-- Begin DATASET EXCERPTS --
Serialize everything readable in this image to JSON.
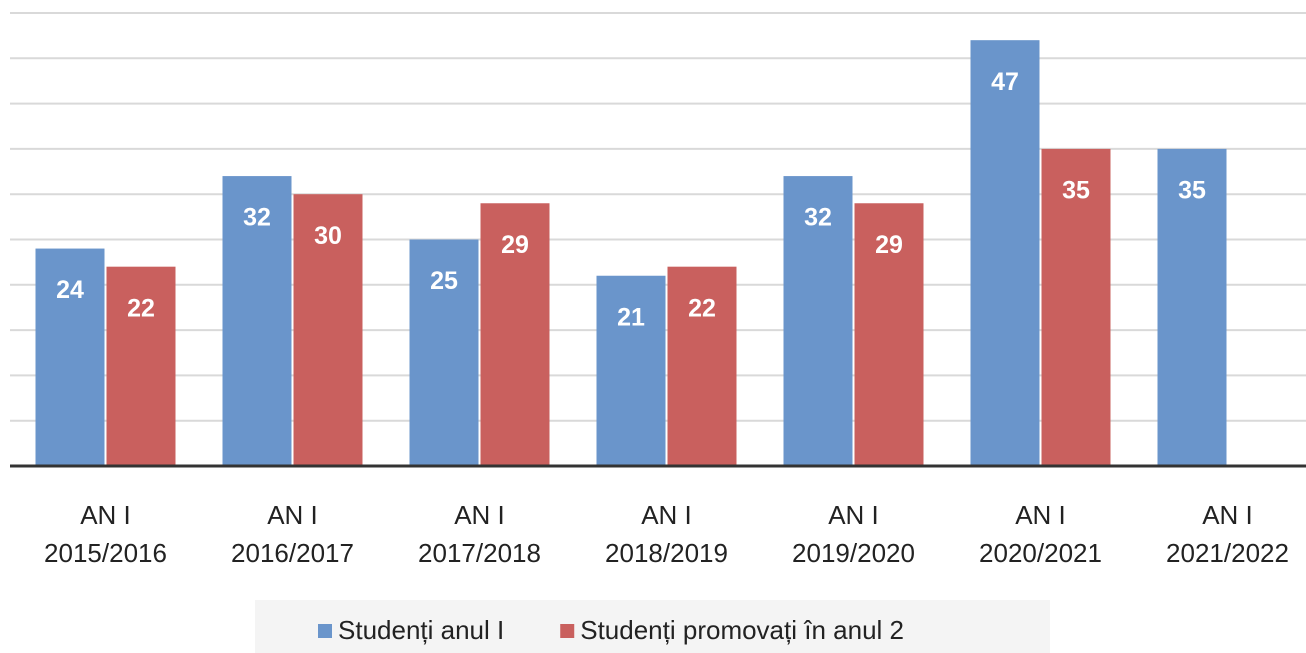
{
  "chart_data": {
    "type": "bar",
    "categories": [
      "AN I\n2015/2016",
      "AN I\n2016/2017",
      "AN I\n2017/2018",
      "AN I\n2018/2019",
      "AN I\n2019/2020",
      "AN I\n2020/2021",
      "AN I\n2021/2022"
    ],
    "series": [
      {
        "name": "Studenți anul I",
        "color": "#6a95cb",
        "values": [
          24,
          32,
          25,
          21,
          32,
          47,
          35
        ]
      },
      {
        "name": "Studenți promovați în anul 2",
        "color": "#c9605e",
        "values": [
          22,
          30,
          29,
          22,
          29,
          35,
          null
        ]
      }
    ],
    "ylim": [
      0,
      50
    ],
    "yticks": [
      0,
      5,
      10,
      15,
      20,
      25,
      30,
      35,
      40,
      45,
      50
    ],
    "grid": true,
    "legend": "bottom"
  }
}
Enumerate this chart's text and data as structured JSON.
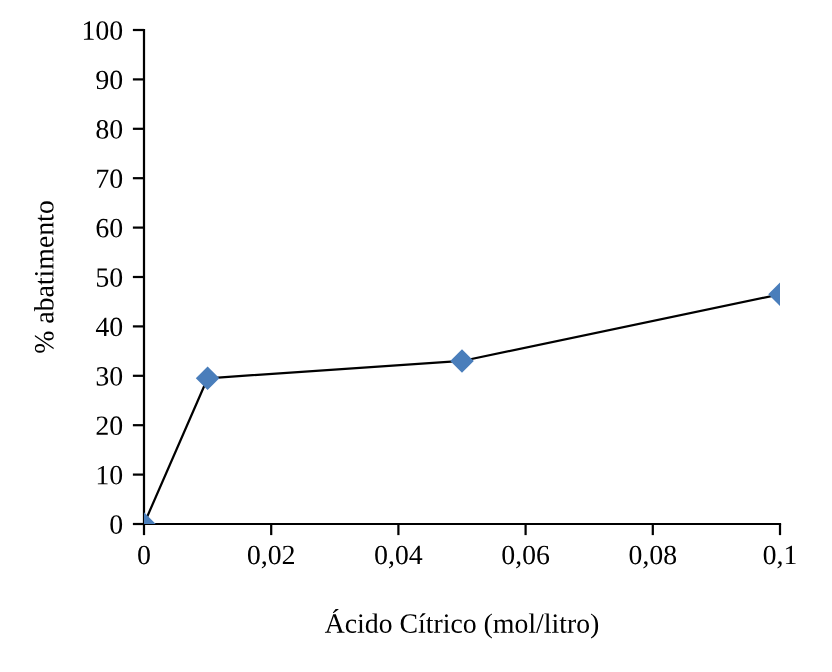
{
  "chart_data": {
    "type": "line",
    "xlabel": "Ácido Cítrico (mol/litro)",
    "ylabel": "% abatimento",
    "x": [
      0,
      0.01,
      0.05,
      0.1
    ],
    "series": [
      {
        "color": "#4a7ebb",
        "values": [
          0,
          29.5,
          33,
          46.5
        ]
      }
    ],
    "xlim": [
      0,
      0.1
    ],
    "xticks": [
      0,
      {
        "value": 0.02,
        "label": "0,02"
      },
      {
        "value": 0.04,
        "label": "0,04"
      },
      {
        "value": 0.06,
        "label": "0,06"
      },
      {
        "value": 0.08,
        "label": "0,08"
      },
      {
        "value": 0.1,
        "label": "0,1"
      }
    ],
    "ylim": [
      0,
      100
    ],
    "yticks": [
      0,
      10,
      20,
      30,
      40,
      50,
      60,
      70,
      80,
      90,
      100
    ],
    "marker": "diamond",
    "grid": false,
    "legend": false
  }
}
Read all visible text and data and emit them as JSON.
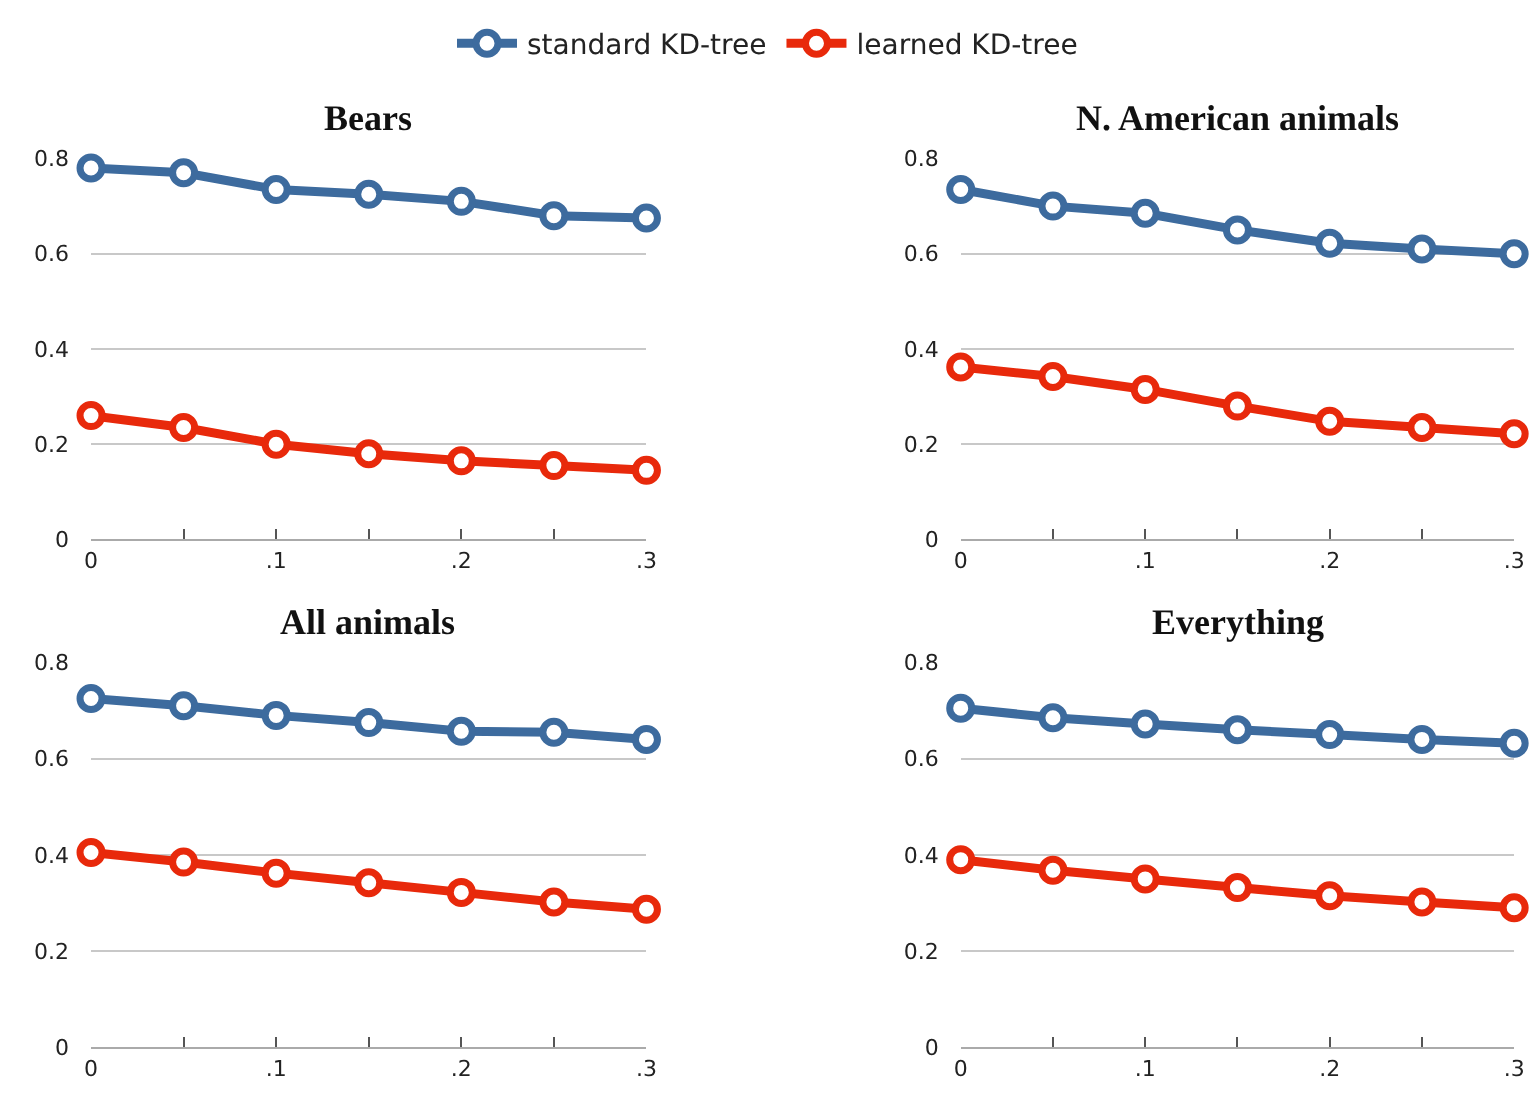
{
  "chart_data": [
    {
      "type": "line",
      "title": "Bears",
      "legend": "top",
      "grid": "y",
      "marker": "circle",
      "line_style": "solid",
      "x": [
        0,
        0.05,
        0.1,
        0.15,
        0.2,
        0.25,
        0.3
      ],
      "xlim": [
        0,
        0.3
      ],
      "xticks": [
        0,
        {
          "value": 0.05,
          "label": null
        },
        {
          "value": 0.1,
          "label": ".1"
        },
        {
          "value": 0.15,
          "label": null
        },
        {
          "value": 0.2,
          "label": ".2"
        },
        {
          "value": 0.25,
          "label": null
        },
        {
          "value": 0.3,
          "label": ".3"
        }
      ],
      "ylim": [
        0,
        0.8
      ],
      "yticks": [
        0,
        0.2,
        0.4,
        0.6,
        0.8
      ],
      "series": [
        {
          "name": "standard KD-tree",
          "color": "#3d6b9e",
          "values": [
            0.78,
            0.77,
            0.735,
            0.725,
            0.71,
            0.68,
            0.675
          ]
        },
        {
          "name": "learned KD-tree",
          "color": "#e8290b",
          "values": [
            0.26,
            0.235,
            0.2,
            0.18,
            0.165,
            0.155,
            0.145
          ]
        }
      ]
    },
    {
      "type": "line",
      "title": "N. American animals",
      "grid": "y",
      "marker": "circle",
      "line_style": "solid",
      "x": [
        0,
        0.05,
        0.1,
        0.15,
        0.2,
        0.25,
        0.3
      ],
      "xlim": [
        0,
        0.3
      ],
      "xticks": [
        0,
        {
          "value": 0.05,
          "label": null
        },
        {
          "value": 0.1,
          "label": ".1"
        },
        {
          "value": 0.15,
          "label": null
        },
        {
          "value": 0.2,
          "label": ".2"
        },
        {
          "value": 0.25,
          "label": null
        },
        {
          "value": 0.3,
          "label": ".3"
        }
      ],
      "ylim": [
        0,
        0.8
      ],
      "yticks": [
        0,
        0.2,
        0.4,
        0.6,
        0.8
      ],
      "series": [
        {
          "color": "#3d6b9e",
          "values": [
            0.735,
            0.7,
            0.685,
            0.65,
            0.622,
            0.61,
            0.6
          ]
        },
        {
          "color": "#e8290b",
          "values": [
            0.362,
            0.342,
            0.315,
            0.28,
            0.248,
            0.235,
            0.222
          ]
        }
      ]
    },
    {
      "type": "line",
      "title": "All animals",
      "grid": "y",
      "marker": "circle",
      "line_style": "solid",
      "x": [
        0,
        0.05,
        0.1,
        0.15,
        0.2,
        0.25,
        0.3
      ],
      "xlim": [
        0,
        0.3
      ],
      "xticks": [
        0,
        {
          "value": 0.05,
          "label": null
        },
        {
          "value": 0.1,
          "label": ".1"
        },
        {
          "value": 0.15,
          "label": null
        },
        {
          "value": 0.2,
          "label": ".2"
        },
        {
          "value": 0.25,
          "label": null
        },
        {
          "value": 0.3,
          "label": ".3"
        }
      ],
      "ylim": [
        0,
        0.8
      ],
      "yticks": [
        0,
        0.2,
        0.4,
        0.6,
        0.8
      ],
      "series": [
        {
          "color": "#3d6b9e",
          "values": [
            0.725,
            0.71,
            0.69,
            0.675,
            0.657,
            0.655,
            0.64
          ]
        },
        {
          "color": "#e8290b",
          "values": [
            0.405,
            0.385,
            0.362,
            0.342,
            0.322,
            0.302,
            0.287
          ]
        }
      ]
    },
    {
      "type": "line",
      "title": "Everything",
      "grid": "y",
      "marker": "circle",
      "line_style": "solid",
      "x": [
        0,
        0.05,
        0.1,
        0.15,
        0.2,
        0.25,
        0.3
      ],
      "xlim": [
        0,
        0.3
      ],
      "xticks": [
        0,
        {
          "value": 0.05,
          "label": null
        },
        {
          "value": 0.1,
          "label": ".1"
        },
        {
          "value": 0.15,
          "label": null
        },
        {
          "value": 0.2,
          "label": ".2"
        },
        {
          "value": 0.25,
          "label": null
        },
        {
          "value": 0.3,
          "label": ".3"
        }
      ],
      "ylim": [
        0,
        0.8
      ],
      "yticks": [
        0,
        0.2,
        0.4,
        0.6,
        0.8
      ],
      "series": [
        {
          "color": "#3d6b9e",
          "values": [
            0.705,
            0.685,
            0.672,
            0.66,
            0.65,
            0.64,
            0.632
          ]
        },
        {
          "color": "#e8290b",
          "values": [
            0.39,
            0.368,
            0.35,
            0.332,
            0.315,
            0.302,
            0.29
          ]
        }
      ]
    }
  ]
}
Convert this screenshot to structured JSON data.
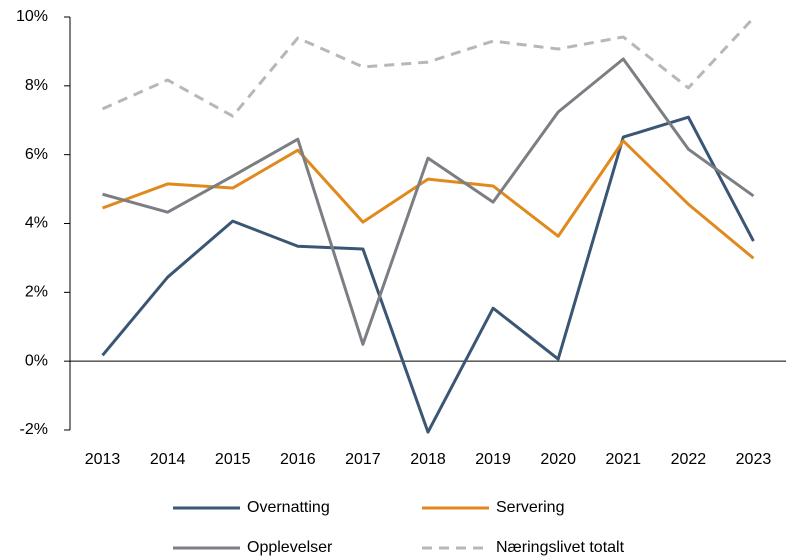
{
  "chart_data": {
    "type": "line",
    "categories": [
      "2013",
      "2014",
      "2015",
      "2016",
      "2017",
      "2018",
      "2019",
      "2020",
      "2021",
      "2022",
      "2023"
    ],
    "series": [
      {
        "name": "Overnatting",
        "color": "#3a5674",
        "values": [
          0.17,
          2.44,
          4.07,
          3.34,
          3.26,
          -2.06,
          1.54,
          0.06,
          6.51,
          7.09,
          3.49
        ]
      },
      {
        "name": "Servering",
        "color": "#e08a1e",
        "values": [
          4.45,
          5.15,
          5.03,
          6.13,
          4.04,
          5.29,
          5.09,
          3.63,
          6.4,
          4.56,
          2.99
        ]
      },
      {
        "name": "Opplevelser",
        "color": "#7b7f84",
        "values": [
          4.85,
          4.33,
          5.38,
          6.45,
          0.49,
          5.9,
          4.62,
          7.24,
          8.78,
          6.16,
          4.8
        ]
      },
      {
        "name": "Næringslivet totalt",
        "color": "#b4b8bc",
        "dashed": true,
        "values": [
          7.33,
          8.17,
          7.12,
          9.39,
          8.55,
          8.69,
          9.3,
          9.07,
          9.42,
          7.94,
          9.97
        ]
      }
    ],
    "ylim": [
      -2,
      10
    ],
    "yticks": [
      {
        "value": -2,
        "label": "-2%"
      },
      {
        "value": 0,
        "label": "0%"
      },
      {
        "value": 2,
        "label": "2%"
      },
      {
        "value": 4,
        "label": "4%"
      },
      {
        "value": 6,
        "label": "6%"
      },
      {
        "value": 8,
        "label": "8%"
      },
      {
        "value": 10,
        "label": "10%"
      }
    ],
    "legend": "bottom"
  }
}
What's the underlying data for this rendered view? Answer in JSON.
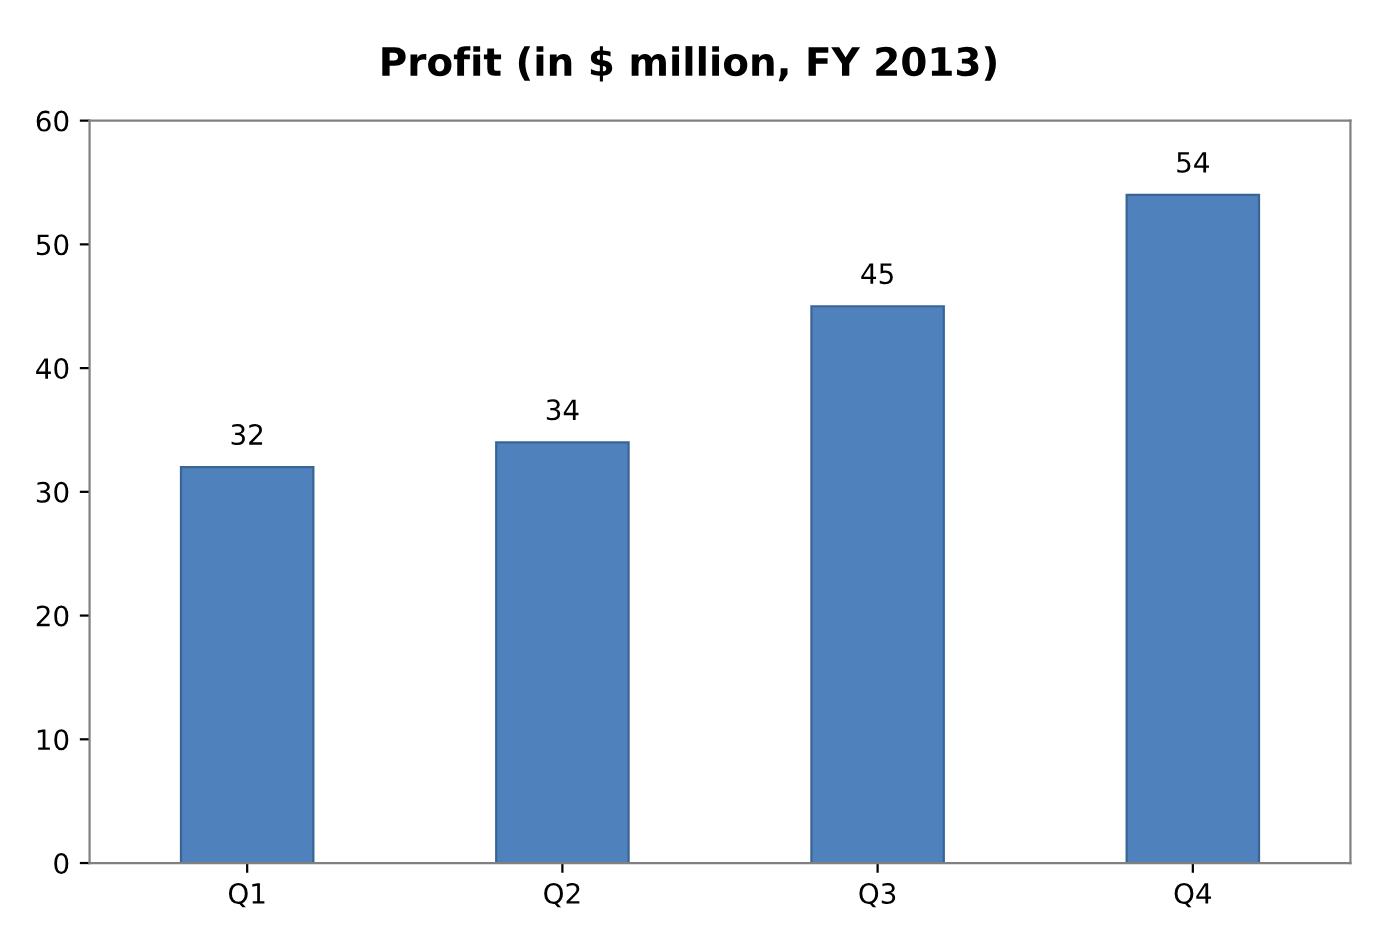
{
  "chart_data": {
    "type": "bar",
    "title": "Profit (in $ million, FY 2013)",
    "categories": [
      "Q1",
      "Q2",
      "Q3",
      "Q4"
    ],
    "values": [
      32,
      34,
      45,
      54
    ],
    "color": "#4f81bd",
    "ylim": [
      0,
      60
    ],
    "yticks": [
      0,
      10,
      20,
      30,
      40,
      50,
      60
    ],
    "grid": false,
    "data_labels": true
  }
}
-- End DATASET EXCERPTS --
• _GIVEN PROBLEM_:
Using the listing above, say how many of its lines contain the string "text", giving nothing but the figure.

• _TASK SOLUTION_:
2